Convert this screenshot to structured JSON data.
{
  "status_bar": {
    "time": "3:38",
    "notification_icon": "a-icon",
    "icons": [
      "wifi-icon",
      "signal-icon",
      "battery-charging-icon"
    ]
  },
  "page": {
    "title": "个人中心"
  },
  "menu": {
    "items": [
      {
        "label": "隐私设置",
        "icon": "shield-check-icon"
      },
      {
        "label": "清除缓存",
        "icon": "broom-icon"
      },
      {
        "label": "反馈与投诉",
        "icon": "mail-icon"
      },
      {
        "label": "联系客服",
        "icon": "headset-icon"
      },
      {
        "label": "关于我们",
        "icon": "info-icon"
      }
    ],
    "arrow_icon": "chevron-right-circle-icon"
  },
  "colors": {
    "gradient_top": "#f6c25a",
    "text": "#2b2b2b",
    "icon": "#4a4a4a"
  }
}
--------------------------------
REQUIRED TASK: Each line must be given again exactly as written above.

WRITTEN SOLUTION:
Convert this screenshot to structured JSON data.
{
  "status_bar": {
    "time": "3:38",
    "notification_icon": "a-icon",
    "icons": [
      "wifi-icon",
      "signal-icon",
      "battery-charging-icon"
    ]
  },
  "page": {
    "title": "个人中心"
  },
  "menu": {
    "items": [
      {
        "label": "隐私设置",
        "icon": "shield-check-icon"
      },
      {
        "label": "清除缓存",
        "icon": "broom-icon"
      },
      {
        "label": "反馈与投诉",
        "icon": "mail-icon"
      },
      {
        "label": "联系客服",
        "icon": "headset-icon"
      },
      {
        "label": "关于我们",
        "icon": "info-icon"
      }
    ],
    "arrow_icon": "chevron-right-circle-icon"
  },
  "colors": {
    "gradient_top": "#f6c25a",
    "text": "#2b2b2b",
    "icon": "#4a4a4a"
  }
}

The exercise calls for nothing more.